* **Record excerpts**:
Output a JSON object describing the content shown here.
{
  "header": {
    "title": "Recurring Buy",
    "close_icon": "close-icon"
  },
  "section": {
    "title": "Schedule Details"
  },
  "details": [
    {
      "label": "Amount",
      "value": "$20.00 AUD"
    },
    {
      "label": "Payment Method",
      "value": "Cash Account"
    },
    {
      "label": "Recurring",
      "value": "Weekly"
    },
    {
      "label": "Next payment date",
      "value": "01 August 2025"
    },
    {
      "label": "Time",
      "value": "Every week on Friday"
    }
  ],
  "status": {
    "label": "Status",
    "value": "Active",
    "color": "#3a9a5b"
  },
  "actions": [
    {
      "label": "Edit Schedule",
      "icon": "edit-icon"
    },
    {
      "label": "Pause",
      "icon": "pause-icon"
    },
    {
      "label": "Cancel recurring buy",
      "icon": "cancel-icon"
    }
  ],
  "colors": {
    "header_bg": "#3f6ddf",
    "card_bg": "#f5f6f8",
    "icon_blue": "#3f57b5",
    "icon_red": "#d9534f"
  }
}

* **Given instruction**: Using the material above, print every entry exactly as written.

* **Solution for this problem**:
Output a JSON object describing the content shown here.
{
  "header": {
    "title": "Recurring Buy",
    "close_icon": "close-icon"
  },
  "section": {
    "title": "Schedule Details"
  },
  "details": [
    {
      "label": "Amount",
      "value": "$20.00 AUD"
    },
    {
      "label": "Payment Method",
      "value": "Cash Account"
    },
    {
      "label": "Recurring",
      "value": "Weekly"
    },
    {
      "label": "Next payment date",
      "value": "01 August 2025"
    },
    {
      "label": "Time",
      "value": "Every week on Friday"
    }
  ],
  "status": {
    "label": "Status",
    "value": "Active",
    "color": "#3a9a5b"
  },
  "actions": [
    {
      "label": "Edit Schedule",
      "icon": "edit-icon"
    },
    {
      "label": "Pause",
      "icon": "pause-icon"
    },
    {
      "label": "Cancel recurring buy",
      "icon": "cancel-icon"
    }
  ],
  "colors": {
    "header_bg": "#3f6ddf",
    "card_bg": "#f5f6f8",
    "icon_blue": "#3f57b5",
    "icon_red": "#d9534f"
  }
}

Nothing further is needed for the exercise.